Work to do
From the film review, reproduce the passage that begins with "Though convoluted at" and ends after "scenes almost laughable.".

Love in the Strangest Way DVD (18)

Love in the Strangest Way DVD (18)

Dir: Christopher Frank, 1994, France, 107mins, French with subtitles
Cast: Thierry Lhermitte, Nadia Fares, Maruschka Detmers


Julien (Lhermitte), a smug, ruthlessly successful businessman, sees his family off on holiday, then spies a pretty girl in a café outside his office. He is soon drawn into a quirky, volatile affair with the capricious Angela (Fares), which backfires when she suddenly becomes his son’s new nanny. Julien suspects Angela is out to destroy his life. He takes matters into his own hands, but that is only the beginning as events spiral out of control.

Though convoluted at times and a little too reliant upon coincidence, this is a satisfyingly twisted thriller. Frank teases with a Hitchockian, ‘light’ beginning (Julien and Angela’s date interrupted by constant phone calls), but the way he develops his plot via elliptical details is closer to Brian De Palma. It isn’t what characters see, it’s how they interpret what is seen. Frank lacks De Palma’s virtuoso camera technique and satirical wit, but makes each plot twist a turn of the screw in a story that springs continuous surprises. Less successful is Jean-Marie Senia’s, Pino Donnagio style score with its screeching strings so overwrought they render several key scenes almost laughable.

Stored data
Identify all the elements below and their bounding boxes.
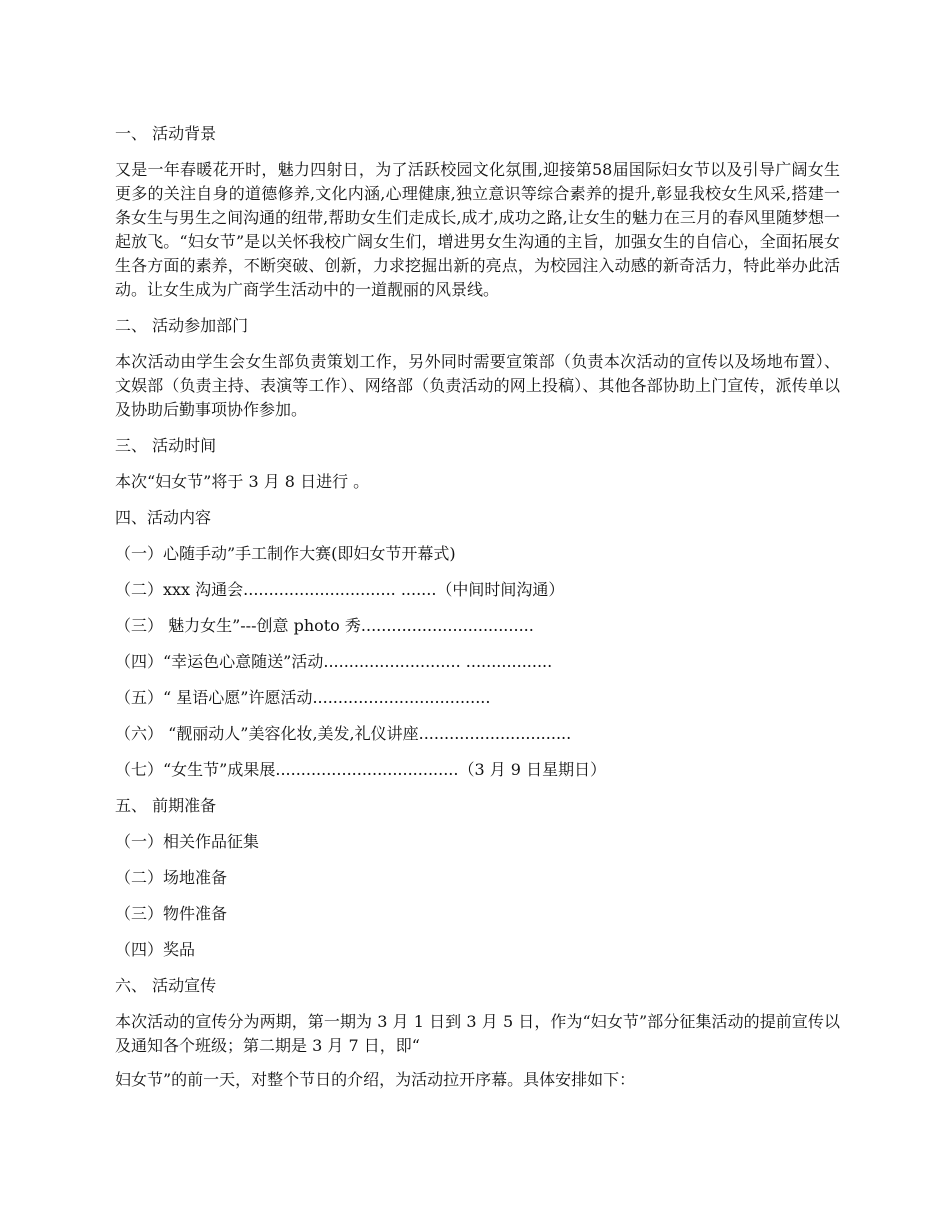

Solution to this problem
Though convoluted at times and a little too reliant upon coincidence, this is a satisfyingly twisted thriller. Frank teases with a Hitchockian, ‘light’ beginning (Julien and Angela’s date interrupted by constant phone calls), but the way he develops his plot via elliptical details is closer to Brian De Palma. It isn’t what characters see, it’s how they interpret what is seen. Frank lacks De Palma’s virtuoso camera technique and satirical wit, but makes each plot twist a turn of the screw in a story that springs continuous surprises. Less successful is Jean-Marie Senia’s, Pino Donnagio style score with its screeching strings so overwrought they render several key scenes almost laughable.